Collected data:
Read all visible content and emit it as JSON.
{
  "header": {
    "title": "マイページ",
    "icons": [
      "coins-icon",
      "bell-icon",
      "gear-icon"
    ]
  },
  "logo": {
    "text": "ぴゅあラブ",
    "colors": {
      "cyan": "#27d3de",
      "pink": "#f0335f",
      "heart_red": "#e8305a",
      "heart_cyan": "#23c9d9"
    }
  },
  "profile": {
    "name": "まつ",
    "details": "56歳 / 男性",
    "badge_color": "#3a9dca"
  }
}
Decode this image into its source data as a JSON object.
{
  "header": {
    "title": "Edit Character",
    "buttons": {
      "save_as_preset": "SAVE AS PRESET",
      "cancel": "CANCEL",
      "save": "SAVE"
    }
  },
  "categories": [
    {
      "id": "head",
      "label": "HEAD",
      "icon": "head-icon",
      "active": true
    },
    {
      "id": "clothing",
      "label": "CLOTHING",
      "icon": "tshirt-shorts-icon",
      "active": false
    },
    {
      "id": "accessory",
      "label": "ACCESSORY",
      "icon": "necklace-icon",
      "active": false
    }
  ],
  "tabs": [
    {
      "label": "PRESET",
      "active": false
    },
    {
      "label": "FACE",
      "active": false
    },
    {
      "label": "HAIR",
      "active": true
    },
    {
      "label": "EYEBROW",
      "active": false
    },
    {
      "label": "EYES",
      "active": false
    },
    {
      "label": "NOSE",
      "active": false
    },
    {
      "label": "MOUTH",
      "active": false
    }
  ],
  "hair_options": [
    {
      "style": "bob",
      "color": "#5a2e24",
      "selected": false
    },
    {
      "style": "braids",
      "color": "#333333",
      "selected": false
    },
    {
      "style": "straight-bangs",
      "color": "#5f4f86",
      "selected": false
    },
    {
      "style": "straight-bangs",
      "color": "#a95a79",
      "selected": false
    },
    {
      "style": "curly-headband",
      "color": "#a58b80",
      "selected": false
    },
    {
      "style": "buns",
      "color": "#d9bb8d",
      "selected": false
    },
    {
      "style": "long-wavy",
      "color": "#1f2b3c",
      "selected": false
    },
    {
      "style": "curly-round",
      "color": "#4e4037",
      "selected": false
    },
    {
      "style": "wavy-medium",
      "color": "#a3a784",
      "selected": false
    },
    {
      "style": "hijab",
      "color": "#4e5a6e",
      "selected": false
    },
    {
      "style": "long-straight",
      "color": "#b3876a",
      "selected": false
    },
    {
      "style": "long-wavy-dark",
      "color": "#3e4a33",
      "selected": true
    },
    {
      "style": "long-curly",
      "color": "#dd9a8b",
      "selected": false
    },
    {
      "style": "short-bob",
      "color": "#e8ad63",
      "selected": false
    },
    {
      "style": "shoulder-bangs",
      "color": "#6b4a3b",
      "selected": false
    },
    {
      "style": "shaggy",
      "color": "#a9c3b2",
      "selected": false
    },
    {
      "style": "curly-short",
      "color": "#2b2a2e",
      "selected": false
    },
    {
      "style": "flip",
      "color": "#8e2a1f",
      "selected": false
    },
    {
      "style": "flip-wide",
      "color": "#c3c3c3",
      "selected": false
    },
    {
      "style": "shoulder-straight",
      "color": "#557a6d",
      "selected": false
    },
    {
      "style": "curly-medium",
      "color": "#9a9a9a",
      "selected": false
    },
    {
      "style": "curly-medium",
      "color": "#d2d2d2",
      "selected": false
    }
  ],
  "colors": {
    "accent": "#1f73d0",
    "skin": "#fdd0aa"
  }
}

Problem statement:
Reproduce the data, keeping every line exactly the same.

Response to this task:
Read all visible content and emit it as JSON.
{
  "header": {
    "title": "マイページ",
    "icons": [
      "coins-icon",
      "bell-icon",
      "gear-icon"
    ]
  },
  "logo": {
    "text": "ぴゅあラブ",
    "colors": {
      "cyan": "#27d3de",
      "pink": "#f0335f",
      "heart_red": "#e8305a",
      "heart_cyan": "#23c9d9"
    }
  },
  "profile": {
    "name": "まつ",
    "details": "56歳 / 男性",
    "badge_color": "#3a9dca"
  }
}
Decode this image into its source data as a JSON object.
{
  "header": {
    "title": "Edit Character",
    "buttons": {
      "save_as_preset": "SAVE AS PRESET",
      "cancel": "CANCEL",
      "save": "SAVE"
    }
  },
  "categories": [
    {
      "id": "head",
      "label": "HEAD",
      "icon": "head-icon",
      "active": true
    },
    {
      "id": "clothing",
      "label": "CLOTHING",
      "icon": "tshirt-shorts-icon",
      "active": false
    },
    {
      "id": "accessory",
      "label": "ACCESSORY",
      "icon": "necklace-icon",
      "active": false
    }
  ],
  "tabs": [
    {
      "label": "PRESET",
      "active": false
    },
    {
      "label": "FACE",
      "active": false
    },
    {
      "label": "HAIR",
      "active": true
    },
    {
      "label": "EYEBROW",
      "active": false
    },
    {
      "label": "EYES",
      "active": false
    },
    {
      "label": "NOSE",
      "active": false
    },
    {
      "label": "MOUTH",
      "active": false
    }
  ],
  "hair_options": [
    {
      "style": "bob",
      "color": "#5a2e24",
      "selected": false
    },
    {
      "style": "braids",
      "color": "#333333",
      "selected": false
    },
    {
      "style": "straight-bangs",
      "color": "#5f4f86",
      "selected": false
    },
    {
      "style": "straight-bangs",
      "color": "#a95a79",
      "selected": false
    },
    {
      "style": "curly-headband",
      "color": "#a58b80",
      "selected": false
    },
    {
      "style": "buns",
      "color": "#d9bb8d",
      "selected": false
    },
    {
      "style": "long-wavy",
      "color": "#1f2b3c",
      "selected": false
    },
    {
      "style": "curly-round",
      "color": "#4e4037",
      "selected": false
    },
    {
      "style": "wavy-medium",
      "color": "#a3a784",
      "selected": false
    },
    {
      "style": "hijab",
      "color": "#4e5a6e",
      "selected": false
    },
    {
      "style": "long-straight",
      "color": "#b3876a",
      "selected": false
    },
    {
      "style": "long-wavy-dark",
      "color": "#3e4a33",
      "selected": true
    },
    {
      "style": "long-curly",
      "color": "#dd9a8b",
      "selected": false
    },
    {
      "style": "short-bob",
      "color": "#e8ad63",
      "selected": false
    },
    {
      "style": "shoulder-bangs",
      "color": "#6b4a3b",
      "selected": false
    },
    {
      "style": "shaggy",
      "color": "#a9c3b2",
      "selected": false
    },
    {
      "style": "curly-short",
      "color": "#2b2a2e",
      "selected": false
    },
    {
      "style": "flip",
      "color": "#8e2a1f",
      "selected": false
    },
    {
      "style": "flip-wide",
      "color": "#c3c3c3",
      "selected": false
    },
    {
      "style": "shoulder-straight",
      "color": "#557a6d",
      "selected": false
    },
    {
      "style": "curly-medium",
      "color": "#9a9a9a",
      "selected": false
    },
    {
      "style": "curly-medium",
      "color": "#d2d2d2",
      "selected": false
    }
  ],
  "colors": {
    "accent": "#1f73d0",
    "skin": "#fdd0aa"
  }
}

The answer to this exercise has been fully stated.